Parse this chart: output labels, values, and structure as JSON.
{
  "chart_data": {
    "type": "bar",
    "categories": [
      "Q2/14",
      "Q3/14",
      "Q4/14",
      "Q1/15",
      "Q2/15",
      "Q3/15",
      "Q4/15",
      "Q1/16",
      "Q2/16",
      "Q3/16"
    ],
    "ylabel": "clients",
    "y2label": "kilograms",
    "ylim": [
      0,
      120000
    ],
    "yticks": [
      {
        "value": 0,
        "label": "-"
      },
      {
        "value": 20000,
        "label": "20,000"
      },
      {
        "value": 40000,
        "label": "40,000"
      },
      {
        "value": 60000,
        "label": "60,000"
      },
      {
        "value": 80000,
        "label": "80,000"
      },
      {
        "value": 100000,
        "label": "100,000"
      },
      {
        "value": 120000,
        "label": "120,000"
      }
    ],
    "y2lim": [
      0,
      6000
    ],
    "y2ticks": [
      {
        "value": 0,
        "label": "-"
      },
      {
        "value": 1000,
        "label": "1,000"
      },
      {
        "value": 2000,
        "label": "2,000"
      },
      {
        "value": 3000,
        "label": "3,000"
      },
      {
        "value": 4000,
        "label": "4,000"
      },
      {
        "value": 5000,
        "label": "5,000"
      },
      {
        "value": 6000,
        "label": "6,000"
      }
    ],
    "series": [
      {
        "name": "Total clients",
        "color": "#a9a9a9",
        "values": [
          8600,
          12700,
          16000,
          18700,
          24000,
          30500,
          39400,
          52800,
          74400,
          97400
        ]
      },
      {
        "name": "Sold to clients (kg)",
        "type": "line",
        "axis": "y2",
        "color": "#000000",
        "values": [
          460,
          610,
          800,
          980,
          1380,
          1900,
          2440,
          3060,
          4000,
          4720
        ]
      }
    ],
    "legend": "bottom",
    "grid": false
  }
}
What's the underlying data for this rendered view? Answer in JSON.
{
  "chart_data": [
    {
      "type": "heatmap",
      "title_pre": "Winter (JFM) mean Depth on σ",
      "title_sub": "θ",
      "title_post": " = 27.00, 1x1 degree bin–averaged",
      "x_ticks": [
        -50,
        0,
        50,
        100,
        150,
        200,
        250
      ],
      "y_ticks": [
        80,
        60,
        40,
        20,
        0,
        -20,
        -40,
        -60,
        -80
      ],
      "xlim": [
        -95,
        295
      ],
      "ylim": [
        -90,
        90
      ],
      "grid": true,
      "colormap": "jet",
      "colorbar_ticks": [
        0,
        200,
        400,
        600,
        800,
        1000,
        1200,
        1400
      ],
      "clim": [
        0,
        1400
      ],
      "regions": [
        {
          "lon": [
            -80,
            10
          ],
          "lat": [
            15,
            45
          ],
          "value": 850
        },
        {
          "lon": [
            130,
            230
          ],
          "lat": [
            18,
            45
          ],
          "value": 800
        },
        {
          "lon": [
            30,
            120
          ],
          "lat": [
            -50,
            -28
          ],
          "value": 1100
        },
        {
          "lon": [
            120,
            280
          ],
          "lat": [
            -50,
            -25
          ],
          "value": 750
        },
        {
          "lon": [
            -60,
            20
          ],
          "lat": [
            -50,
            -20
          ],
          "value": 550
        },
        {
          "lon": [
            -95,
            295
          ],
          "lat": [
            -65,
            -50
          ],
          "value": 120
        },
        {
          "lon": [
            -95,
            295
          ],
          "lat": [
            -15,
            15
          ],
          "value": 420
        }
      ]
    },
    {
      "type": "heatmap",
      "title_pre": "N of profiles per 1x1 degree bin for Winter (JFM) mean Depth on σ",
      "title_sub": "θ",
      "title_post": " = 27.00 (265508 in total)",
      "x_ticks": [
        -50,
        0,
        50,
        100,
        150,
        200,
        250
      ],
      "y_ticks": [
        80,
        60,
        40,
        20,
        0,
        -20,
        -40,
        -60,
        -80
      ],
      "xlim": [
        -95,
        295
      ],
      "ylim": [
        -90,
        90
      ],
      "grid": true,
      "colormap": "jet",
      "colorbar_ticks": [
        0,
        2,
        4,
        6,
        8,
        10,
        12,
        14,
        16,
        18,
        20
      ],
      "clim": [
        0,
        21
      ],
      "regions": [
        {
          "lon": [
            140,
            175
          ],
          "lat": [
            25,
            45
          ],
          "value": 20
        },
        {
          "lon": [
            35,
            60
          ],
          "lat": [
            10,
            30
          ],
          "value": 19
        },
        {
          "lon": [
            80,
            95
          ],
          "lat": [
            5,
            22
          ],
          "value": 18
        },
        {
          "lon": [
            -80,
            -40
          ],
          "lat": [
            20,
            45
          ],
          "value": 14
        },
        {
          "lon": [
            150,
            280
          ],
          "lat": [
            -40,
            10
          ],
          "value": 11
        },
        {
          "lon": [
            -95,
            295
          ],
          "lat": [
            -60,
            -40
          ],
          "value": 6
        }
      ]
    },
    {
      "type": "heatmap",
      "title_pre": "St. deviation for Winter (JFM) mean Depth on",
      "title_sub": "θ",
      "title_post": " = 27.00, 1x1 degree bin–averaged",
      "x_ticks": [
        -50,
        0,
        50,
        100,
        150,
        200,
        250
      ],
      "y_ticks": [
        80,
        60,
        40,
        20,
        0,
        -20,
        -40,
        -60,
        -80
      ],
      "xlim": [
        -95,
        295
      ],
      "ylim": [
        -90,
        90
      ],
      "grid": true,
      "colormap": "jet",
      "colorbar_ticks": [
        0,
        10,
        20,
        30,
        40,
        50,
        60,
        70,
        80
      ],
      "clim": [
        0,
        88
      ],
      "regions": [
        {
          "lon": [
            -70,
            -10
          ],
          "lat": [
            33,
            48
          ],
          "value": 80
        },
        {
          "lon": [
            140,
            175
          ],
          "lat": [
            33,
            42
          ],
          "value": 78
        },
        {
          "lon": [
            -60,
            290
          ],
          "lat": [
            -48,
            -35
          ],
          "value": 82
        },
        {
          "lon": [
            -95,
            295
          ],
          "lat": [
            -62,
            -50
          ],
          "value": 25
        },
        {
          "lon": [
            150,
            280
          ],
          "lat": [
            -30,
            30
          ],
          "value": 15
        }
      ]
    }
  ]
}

## WORK TO DO
Extract all of the data above and output it character for character.

## RESULT FOR THIS TASK
Parse this chart: output labels, values, and structure as JSON.
{
  "chart_data": {
    "type": "bar",
    "categories": [
      "Q2/14",
      "Q3/14",
      "Q4/14",
      "Q1/15",
      "Q2/15",
      "Q3/15",
      "Q4/15",
      "Q1/16",
      "Q2/16",
      "Q3/16"
    ],
    "ylabel": "clients",
    "y2label": "kilograms",
    "ylim": [
      0,
      120000
    ],
    "yticks": [
      {
        "value": 0,
        "label": "-"
      },
      {
        "value": 20000,
        "label": "20,000"
      },
      {
        "value": 40000,
        "label": "40,000"
      },
      {
        "value": 60000,
        "label": "60,000"
      },
      {
        "value": 80000,
        "label": "80,000"
      },
      {
        "value": 100000,
        "label": "100,000"
      },
      {
        "value": 120000,
        "label": "120,000"
      }
    ],
    "y2lim": [
      0,
      6000
    ],
    "y2ticks": [
      {
        "value": 0,
        "label": "-"
      },
      {
        "value": 1000,
        "label": "1,000"
      },
      {
        "value": 2000,
        "label": "2,000"
      },
      {
        "value": 3000,
        "label": "3,000"
      },
      {
        "value": 4000,
        "label": "4,000"
      },
      {
        "value": 5000,
        "label": "5,000"
      },
      {
        "value": 6000,
        "label": "6,000"
      }
    ],
    "series": [
      {
        "name": "Total clients",
        "color": "#a9a9a9",
        "values": [
          8600,
          12700,
          16000,
          18700,
          24000,
          30500,
          39400,
          52800,
          74400,
          97400
        ]
      },
      {
        "name": "Sold to clients (kg)",
        "type": "line",
        "axis": "y2",
        "color": "#000000",
        "values": [
          460,
          610,
          800,
          980,
          1380,
          1900,
          2440,
          3060,
          4000,
          4720
        ]
      }
    ],
    "legend": "bottom",
    "grid": false
  }
}
What's the underlying data for this rendered view? Answer in JSON.
{
  "chart_data": [
    {
      "type": "heatmap",
      "title_pre": "Winter (JFM) mean Depth on σ",
      "title_sub": "θ",
      "title_post": " = 27.00, 1x1 degree bin–averaged",
      "x_ticks": [
        -50,
        0,
        50,
        100,
        150,
        200,
        250
      ],
      "y_ticks": [
        80,
        60,
        40,
        20,
        0,
        -20,
        -40,
        -60,
        -80
      ],
      "xlim": [
        -95,
        295
      ],
      "ylim": [
        -90,
        90
      ],
      "grid": true,
      "colormap": "jet",
      "colorbar_ticks": [
        0,
        200,
        400,
        600,
        800,
        1000,
        1200,
        1400
      ],
      "clim": [
        0,
        1400
      ],
      "regions": [
        {
          "lon": [
            -80,
            10
          ],
          "lat": [
            15,
            45
          ],
          "value": 850
        },
        {
          "lon": [
            130,
            230
          ],
          "lat": [
            18,
            45
          ],
          "value": 800
        },
        {
          "lon": [
            30,
            120
          ],
          "lat": [
            -50,
            -28
          ],
          "value": 1100
        },
        {
          "lon": [
            120,
            280
          ],
          "lat": [
            -50,
            -25
          ],
          "value": 750
        },
        {
          "lon": [
            -60,
            20
          ],
          "lat": [
            -50,
            -20
          ],
          "value": 550
        },
        {
          "lon": [
            -95,
            295
          ],
          "lat": [
            -65,
            -50
          ],
          "value": 120
        },
        {
          "lon": [
            -95,
            295
          ],
          "lat": [
            -15,
            15
          ],
          "value": 420
        }
      ]
    },
    {
      "type": "heatmap",
      "title_pre": "N of profiles per 1x1 degree bin for Winter (JFM) mean Depth on σ",
      "title_sub": "θ",
      "title_post": " = 27.00 (265508 in total)",
      "x_ticks": [
        -50,
        0,
        50,
        100,
        150,
        200,
        250
      ],
      "y_ticks": [
        80,
        60,
        40,
        20,
        0,
        -20,
        -40,
        -60,
        -80
      ],
      "xlim": [
        -95,
        295
      ],
      "ylim": [
        -90,
        90
      ],
      "grid": true,
      "colormap": "jet",
      "colorbar_ticks": [
        0,
        2,
        4,
        6,
        8,
        10,
        12,
        14,
        16,
        18,
        20
      ],
      "clim": [
        0,
        21
      ],
      "regions": [
        {
          "lon": [
            140,
            175
          ],
          "lat": [
            25,
            45
          ],
          "value": 20
        },
        {
          "lon": [
            35,
            60
          ],
          "lat": [
            10,
            30
          ],
          "value": 19
        },
        {
          "lon": [
            80,
            95
          ],
          "lat": [
            5,
            22
          ],
          "value": 18
        },
        {
          "lon": [
            -80,
            -40
          ],
          "lat": [
            20,
            45
          ],
          "value": 14
        },
        {
          "lon": [
            150,
            280
          ],
          "lat": [
            -40,
            10
          ],
          "value": 11
        },
        {
          "lon": [
            -95,
            295
          ],
          "lat": [
            -60,
            -40
          ],
          "value": 6
        }
      ]
    },
    {
      "type": "heatmap",
      "title_pre": "St. deviation for Winter (JFM) mean Depth on",
      "title_sub": "θ",
      "title_post": " = 27.00, 1x1 degree bin–averaged",
      "x_ticks": [
        -50,
        0,
        50,
        100,
        150,
        200,
        250
      ],
      "y_ticks": [
        80,
        60,
        40,
        20,
        0,
        -20,
        -40,
        -60,
        -80
      ],
      "xlim": [
        -95,
        295
      ],
      "ylim": [
        -90,
        90
      ],
      "grid": true,
      "colormap": "jet",
      "colorbar_ticks": [
        0,
        10,
        20,
        30,
        40,
        50,
        60,
        70,
        80
      ],
      "clim": [
        0,
        88
      ],
      "regions": [
        {
          "lon": [
            -70,
            -10
          ],
          "lat": [
            33,
            48
          ],
          "value": 80
        },
        {
          "lon": [
            140,
            175
          ],
          "lat": [
            33,
            42
          ],
          "value": 78
        },
        {
          "lon": [
            -60,
            290
          ],
          "lat": [
            -48,
            -35
          ],
          "value": 82
        },
        {
          "lon": [
            -95,
            295
          ],
          "lat": [
            -62,
            -50
          ],
          "value": 25
        },
        {
          "lon": [
            150,
            280
          ],
          "lat": [
            -30,
            30
          ],
          "value": 15
        }
      ]
    }
  ]
}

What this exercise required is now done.